▶ **INPUT FOR THIS TASK**:
'''
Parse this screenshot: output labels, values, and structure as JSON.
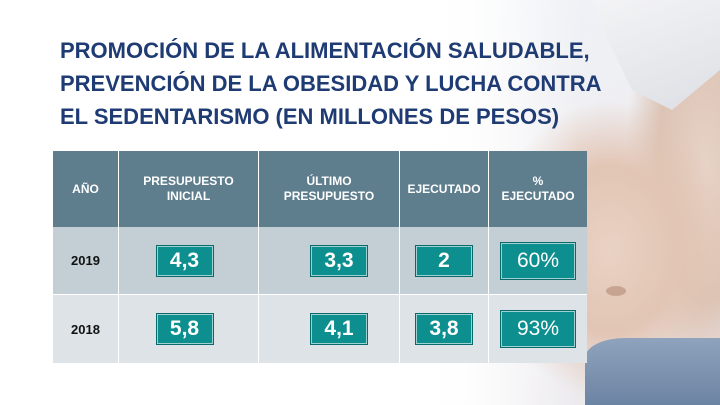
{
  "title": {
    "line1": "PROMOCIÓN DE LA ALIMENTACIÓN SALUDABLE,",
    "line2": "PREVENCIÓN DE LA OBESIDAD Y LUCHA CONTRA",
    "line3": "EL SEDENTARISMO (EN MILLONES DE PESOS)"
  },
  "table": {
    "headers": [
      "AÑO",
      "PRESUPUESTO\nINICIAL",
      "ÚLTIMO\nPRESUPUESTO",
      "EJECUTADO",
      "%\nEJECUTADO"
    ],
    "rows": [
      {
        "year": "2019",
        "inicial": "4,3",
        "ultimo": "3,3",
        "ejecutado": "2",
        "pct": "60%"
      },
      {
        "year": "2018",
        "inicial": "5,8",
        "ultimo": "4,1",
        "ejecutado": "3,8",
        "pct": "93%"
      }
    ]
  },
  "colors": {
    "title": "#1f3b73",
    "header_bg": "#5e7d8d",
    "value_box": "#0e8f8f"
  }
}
'''
▶ **AIM OF THE TASK**: In the copy, include no pictures; restate the listing above exactly.

▶ **COMPLETE OUTPUT**:
Parse this screenshot: output labels, values, and structure as JSON.
{
  "title": {
    "line1": "PROMOCIÓN DE LA ALIMENTACIÓN SALUDABLE,",
    "line2": "PREVENCIÓN DE LA OBESIDAD Y LUCHA CONTRA",
    "line3": "EL SEDENTARISMO (EN MILLONES DE PESOS)"
  },
  "table": {
    "headers": [
      "AÑO",
      "PRESUPUESTO\nINICIAL",
      "ÚLTIMO\nPRESUPUESTO",
      "EJECUTADO",
      "%\nEJECUTADO"
    ],
    "rows": [
      {
        "year": "2019",
        "inicial": "4,3",
        "ultimo": "3,3",
        "ejecutado": "2",
        "pct": "60%"
      },
      {
        "year": "2018",
        "inicial": "5,8",
        "ultimo": "4,1",
        "ejecutado": "3,8",
        "pct": "93%"
      }
    ]
  },
  "colors": {
    "title": "#1f3b73",
    "header_bg": "#5e7d8d",
    "value_box": "#0e8f8f"
  }
}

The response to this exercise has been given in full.